**Task objective**
All lines in the data bearing the string "with" should be identified and copied.

**The data**
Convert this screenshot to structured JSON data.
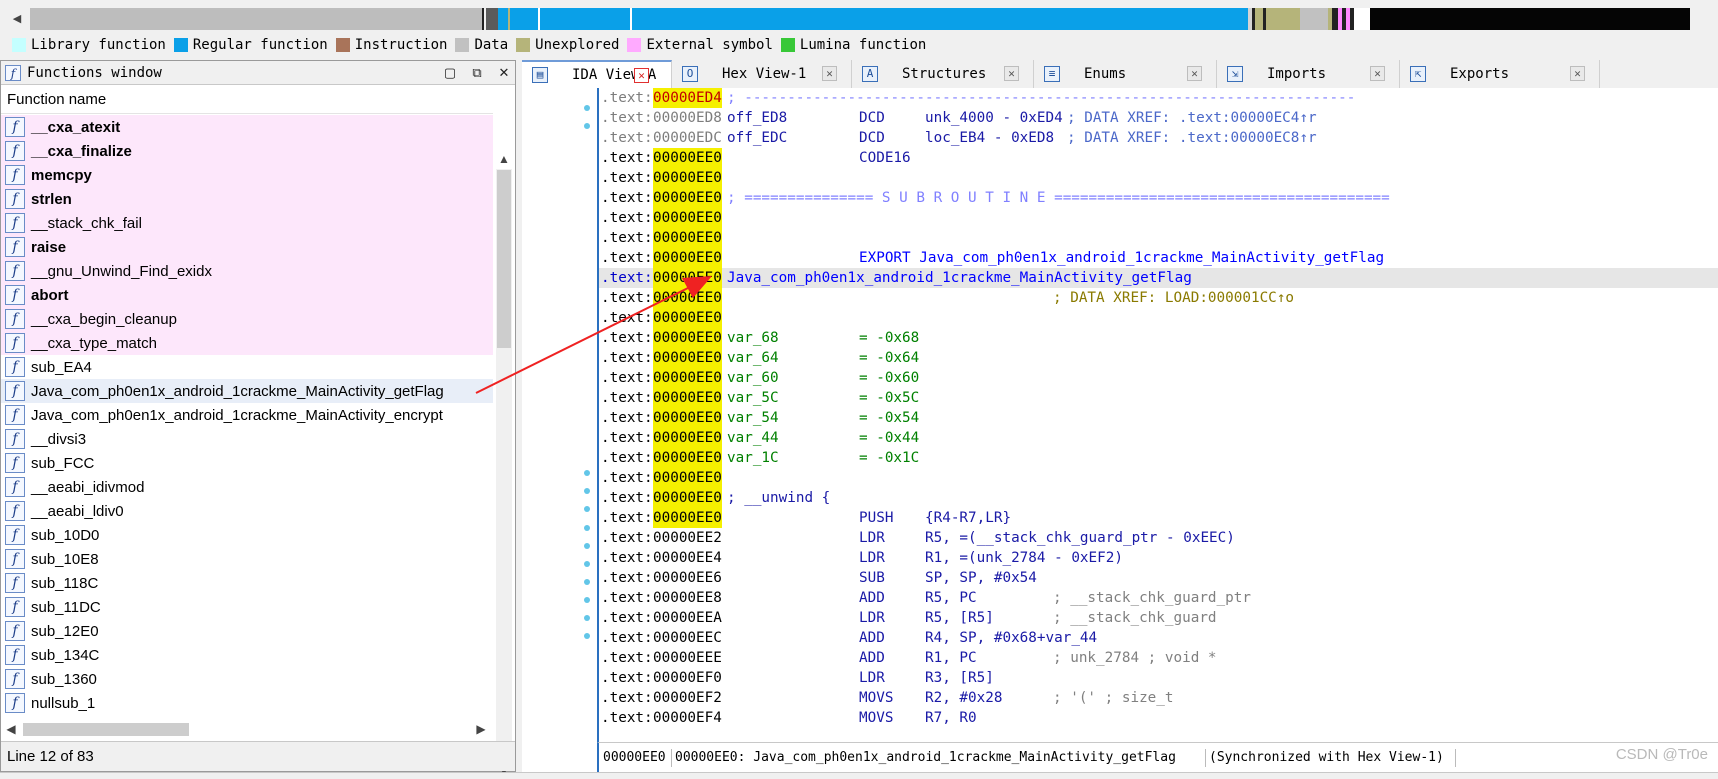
{
  "legend": [
    {
      "label": "Library function",
      "color": "#c4ffff"
    },
    {
      "label": "Regular function",
      "color": "#0aa0e8"
    },
    {
      "label": "Instruction",
      "color": "#a9745a"
    },
    {
      "label": "Data",
      "color": "#c1c1c1"
    },
    {
      "label": "Unexplored",
      "color": "#b5b47a"
    },
    {
      "label": "External symbol",
      "color": "#ffaaff"
    },
    {
      "label": "Lumina function",
      "color": "#38c838"
    }
  ],
  "functions_window": {
    "title": "Functions window",
    "column_header": "Function name",
    "status": "Line 12 of 83",
    "items": [
      {
        "name": "__cxa_atexit",
        "lib": true,
        "bold": true
      },
      {
        "name": "__cxa_finalize",
        "lib": true,
        "bold": true
      },
      {
        "name": "memcpy",
        "lib": true,
        "bold": true
      },
      {
        "name": "strlen",
        "lib": true,
        "bold": true
      },
      {
        "name": "__stack_chk_fail",
        "lib": true,
        "bold": false
      },
      {
        "name": "raise",
        "lib": true,
        "bold": true
      },
      {
        "name": "__gnu_Unwind_Find_exidx",
        "lib": true,
        "bold": false
      },
      {
        "name": "abort",
        "lib": true,
        "bold": true
      },
      {
        "name": "__cxa_begin_cleanup",
        "lib": true,
        "bold": false
      },
      {
        "name": "__cxa_type_match",
        "lib": true,
        "bold": false
      },
      {
        "name": "sub_EA4",
        "lib": false,
        "bold": false
      },
      {
        "name": "Java_com_ph0en1x_android_1crackme_MainActivity_getFlag",
        "lib": false,
        "bold": false,
        "selected": true
      },
      {
        "name": "Java_com_ph0en1x_android_1crackme_MainActivity_encrypt",
        "lib": false,
        "bold": false
      },
      {
        "name": "__divsi3",
        "lib": false,
        "bold": false
      },
      {
        "name": "sub_FCC",
        "lib": false,
        "bold": false
      },
      {
        "name": "__aeabi_idivmod",
        "lib": false,
        "bold": false
      },
      {
        "name": "__aeabi_ldiv0",
        "lib": false,
        "bold": false
      },
      {
        "name": "sub_10D0",
        "lib": false,
        "bold": false
      },
      {
        "name": "sub_10E8",
        "lib": false,
        "bold": false
      },
      {
        "name": "sub_118C",
        "lib": false,
        "bold": false
      },
      {
        "name": "sub_11DC",
        "lib": false,
        "bold": false
      },
      {
        "name": "sub_12E0",
        "lib": false,
        "bold": false
      },
      {
        "name": "sub_134C",
        "lib": false,
        "bold": false
      },
      {
        "name": "sub_1360",
        "lib": false,
        "bold": false
      },
      {
        "name": "nullsub_1",
        "lib": false,
        "bold": false
      }
    ]
  },
  "tabs": [
    {
      "label": "IDA View-A",
      "icon": "ida-view-icon",
      "glyph": "▤",
      "active": true
    },
    {
      "label": "Hex View-1",
      "icon": "hex-view-icon",
      "glyph": "O",
      "active": false
    },
    {
      "label": "Structures",
      "icon": "structures-icon",
      "glyph": "A",
      "active": false
    },
    {
      "label": "Enums",
      "icon": "enums-icon",
      "glyph": "≡",
      "active": false
    },
    {
      "label": "Imports",
      "icon": "imports-icon",
      "glyph": "⇲",
      "active": false
    },
    {
      "label": "Exports",
      "icon": "exports-icon",
      "glyph": "⇱",
      "active": false
    }
  ],
  "disasm": {
    "lines": [
      {
        "seg": ".text",
        "addr": "00000ED4",
        "segstyle": "seg-dim",
        "addrstyle": "addr-hl-red",
        "sep": "; -----------------------------------------------------------------------"
      },
      {
        "seg": ".text",
        "addr": "00000ED8",
        "segstyle": "seg-dim",
        "addrstyle": "addr-dim",
        "label": "off_ED8",
        "mnem": "DCD",
        "opnd": "unk_4000 - 0xED4",
        "xref": "; DATA XREF: .text:00000EC4↑r"
      },
      {
        "seg": ".text",
        "addr": "00000EDC",
        "segstyle": "seg-dim",
        "addrstyle": "addr-dim",
        "label": "off_EDC",
        "mnem": "DCD",
        "opnd": "loc_EB4 - 0xED8",
        "xref": "; DATA XREF: .text:00000EC8↑r"
      },
      {
        "seg": ".text",
        "addr": "00000EE0",
        "addrstyle": "addr-hl",
        "mnem": "CODE16"
      },
      {
        "seg": ".text",
        "addr": "00000EE0",
        "addrstyle": "addr-hl"
      },
      {
        "seg": ".text",
        "addr": "00000EE0",
        "addrstyle": "addr-hl",
        "sep": "; =============== S U B R O U T I N E ======================================="
      },
      {
        "seg": ".text",
        "addr": "00000EE0",
        "addrstyle": "addr-hl"
      },
      {
        "seg": ".text",
        "addr": "00000EE0",
        "addrstyle": "addr-hl"
      },
      {
        "seg": ".text",
        "addr": "00000EE0",
        "addrstyle": "addr-hl",
        "export": "EXPORT Java_com_ph0en1x_android_1crackme_MainActivity_getFlag"
      },
      {
        "seg": ".text",
        "addr": "00000EE0",
        "addrstyle": "addr-hl",
        "segstyle": "seg-blue",
        "current": true,
        "funclabel": "Java_com_ph0en1x_android_1crackme_MainActivity_getFlag"
      },
      {
        "seg": ".text",
        "addr": "00000EE0",
        "addrstyle": "addr-hl",
        "dataxref": "; DATA XREF: LOAD:000001CC↑o"
      },
      {
        "seg": ".text",
        "addr": "00000EE0",
        "addrstyle": "addr-hl"
      },
      {
        "seg": ".text",
        "addr": "00000EE0",
        "addrstyle": "addr-hl",
        "var": "var_68",
        "val": "= -0x68"
      },
      {
        "seg": ".text",
        "addr": "00000EE0",
        "addrstyle": "addr-hl",
        "var": "var_64",
        "val": "= -0x64"
      },
      {
        "seg": ".text",
        "addr": "00000EE0",
        "addrstyle": "addr-hl",
        "var": "var_60",
        "val": "= -0x60"
      },
      {
        "seg": ".text",
        "addr": "00000EE0",
        "addrstyle": "addr-hl",
        "var": "var_5C",
        "val": "= -0x5C"
      },
      {
        "seg": ".text",
        "addr": "00000EE0",
        "addrstyle": "addr-hl",
        "var": "var_54",
        "val": "= -0x54"
      },
      {
        "seg": ".text",
        "addr": "00000EE0",
        "addrstyle": "addr-hl",
        "var": "var_44",
        "val": "= -0x44"
      },
      {
        "seg": ".text",
        "addr": "00000EE0",
        "addrstyle": "addr-hl",
        "var": "var_1C",
        "val": "= -0x1C"
      },
      {
        "seg": ".text",
        "addr": "00000EE0",
        "addrstyle": "addr-hl"
      },
      {
        "seg": ".text",
        "addr": "00000EE0",
        "addrstyle": "addr-hl",
        "unwind": "; __unwind {"
      },
      {
        "seg": ".text",
        "addr": "00000EE0",
        "addrstyle": "addr-hl",
        "mnem": "PUSH",
        "opnd": "{R4-R7,LR}"
      },
      {
        "seg": ".text",
        "addr": "00000EE2",
        "addrstyle": "addr",
        "mnem": "LDR",
        "opnd": "R5, =(__stack_chk_guard_ptr - 0xEEC)"
      },
      {
        "seg": ".text",
        "addr": "00000EE4",
        "addrstyle": "addr",
        "mnem": "LDR",
        "opnd": "R1, =(unk_2784 - 0xEF2)"
      },
      {
        "seg": ".text",
        "addr": "00000EE6",
        "addrstyle": "addr",
        "mnem": "SUB",
        "opnd": "SP, SP, #0x54"
      },
      {
        "seg": ".text",
        "addr": "00000EE8",
        "addrstyle": "addr",
        "mnem": "ADD",
        "opnd": "R5, PC",
        "cmt": "; __stack_chk_guard_ptr"
      },
      {
        "seg": ".text",
        "addr": "00000EEA",
        "addrstyle": "addr",
        "mnem": "LDR",
        "opnd": "R5, [R5]",
        "cmt": "; __stack_chk_guard"
      },
      {
        "seg": ".text",
        "addr": "00000EEC",
        "addrstyle": "addr",
        "mnem": "ADD",
        "opnd": "R4, SP, #0x68+var_44"
      },
      {
        "seg": ".text",
        "addr": "00000EEE",
        "addrstyle": "addr",
        "mnem": "ADD",
        "opnd": "R1, PC",
        "cmt": "; unk_2784 ; void *"
      },
      {
        "seg": ".text",
        "addr": "00000EF0",
        "addrstyle": "addr",
        "mnem": "LDR",
        "opnd": "R3, [R5]"
      },
      {
        "seg": ".text",
        "addr": "00000EF2",
        "addrstyle": "addr",
        "mnem": "MOVS",
        "opnd": "R2, #0x28",
        "cmt": "; '(' ; size_t"
      },
      {
        "seg": ".text",
        "addr": "00000EF4",
        "addrstyle": "addr",
        "mnem": "MOVS",
        "opnd": "R7, R0"
      }
    ],
    "infobar": {
      "offset": "00000EE0",
      "location": "00000EE0: Java_com_ph0en1x_android_1crackme_MainActivity_getFlag",
      "sync": "(Synchronized with Hex View-1)"
    }
  },
  "watermark": "CSDN @Tr0e"
}
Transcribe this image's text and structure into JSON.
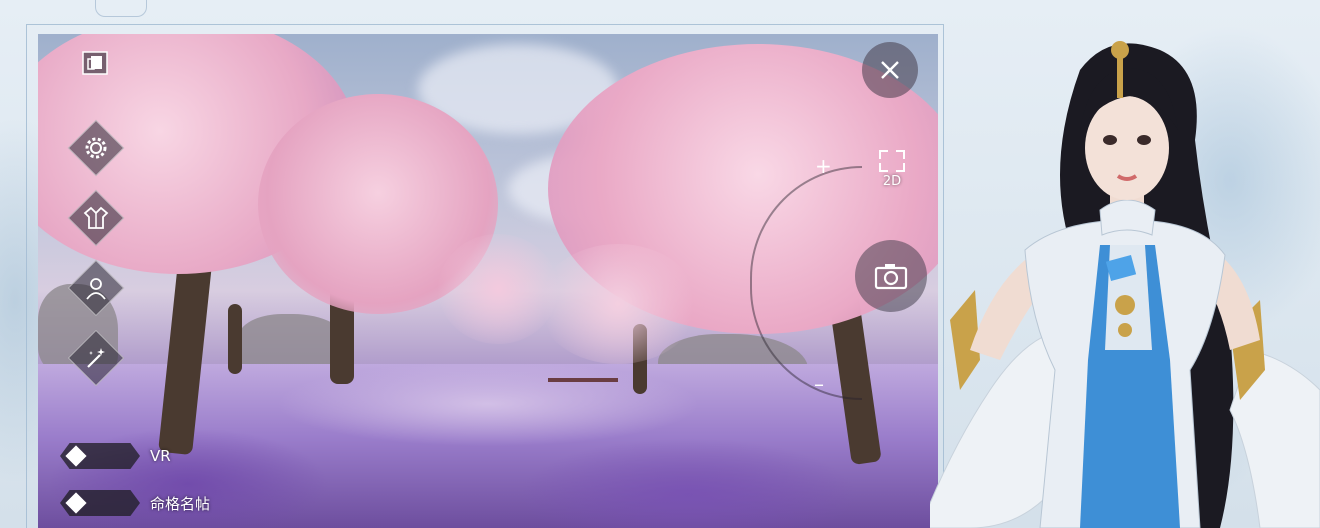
{
  "colors": {
    "accent_blue": "#3e8fd6",
    "ui_dark": "#2a2632",
    "blossom_pink": "#f2c3d6",
    "meadow_purple": "#8a6cc0",
    "panel_bg": "#dde7f0"
  },
  "top_left": {
    "icon": "window-icon"
  },
  "left_menu": [
    {
      "name": "settings",
      "icon": "gear-icon"
    },
    {
      "name": "outfit",
      "icon": "robe-icon"
    },
    {
      "name": "character",
      "icon": "portrait-icon"
    },
    {
      "name": "effects",
      "icon": "magic-wand-icon"
    }
  ],
  "right_controls": {
    "close_icon": "close-icon",
    "view_mode_label": "2D",
    "camera_icon": "camera-icon",
    "zoom_in_symbol": "+",
    "zoom_out_symbol": "–"
  },
  "toggles": [
    {
      "label": "VR"
    },
    {
      "label": "命格名帖"
    }
  ]
}
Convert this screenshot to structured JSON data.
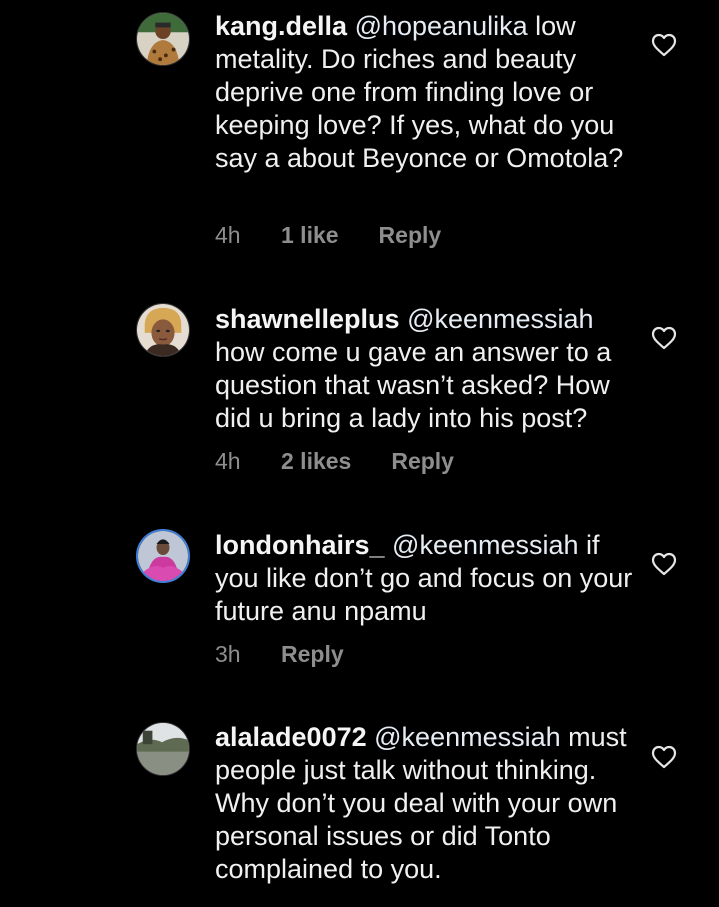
{
  "comments": [
    {
      "username": "kang.della",
      "mention": "@hopeanulika",
      "text": " low metality. Do riches and beauty deprive one from finding love or keeping love? If yes, what do you say a about Beyonce or Omotola?",
      "time": "4h",
      "likes": "1 like",
      "reply": "Reply",
      "avatar_icon": "leopard-print-avatar",
      "avatar_color": "#b07a3c"
    },
    {
      "username": "shawnelleplus",
      "mention": "@keenmessiah",
      "text": " how come u gave an answer to a question that wasn’t asked? How did u bring a lady into his post?",
      "time": "4h",
      "likes": "2 likes",
      "reply": "Reply",
      "avatar_icon": "woman-portrait-avatar",
      "avatar_color": "#c9a07a"
    },
    {
      "username": "londonhairs_",
      "mention": "@keenmessiah",
      "text": " if you like don’t go and focus on your future anu npamu",
      "time": "3h",
      "likes": "",
      "reply": "Reply",
      "avatar_icon": "pink-dress-avatar",
      "avatar_color": "#cc3aa0"
    },
    {
      "username": "alalade0072",
      "mention": "@keenmessiah",
      "text": " must people just talk without thinking. Why don’t you deal with your own personal issues or did Tonto complained to you.",
      "time": "",
      "likes": "",
      "reply": "",
      "avatar_icon": "landscape-avatar",
      "avatar_color": "#8a8f84"
    }
  ],
  "icons": {
    "heart": "heart-outline-icon"
  },
  "colors": {
    "background": "#000000",
    "text": "#f0f0f0",
    "meta": "#8e8e8e"
  }
}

**Exercise answer**
      "sync": "(Synchronized with Hex View-1)"
      "text": " must people just talk without thinking. Why don’t you deal with your own personal issues or did Tonto complained to you.",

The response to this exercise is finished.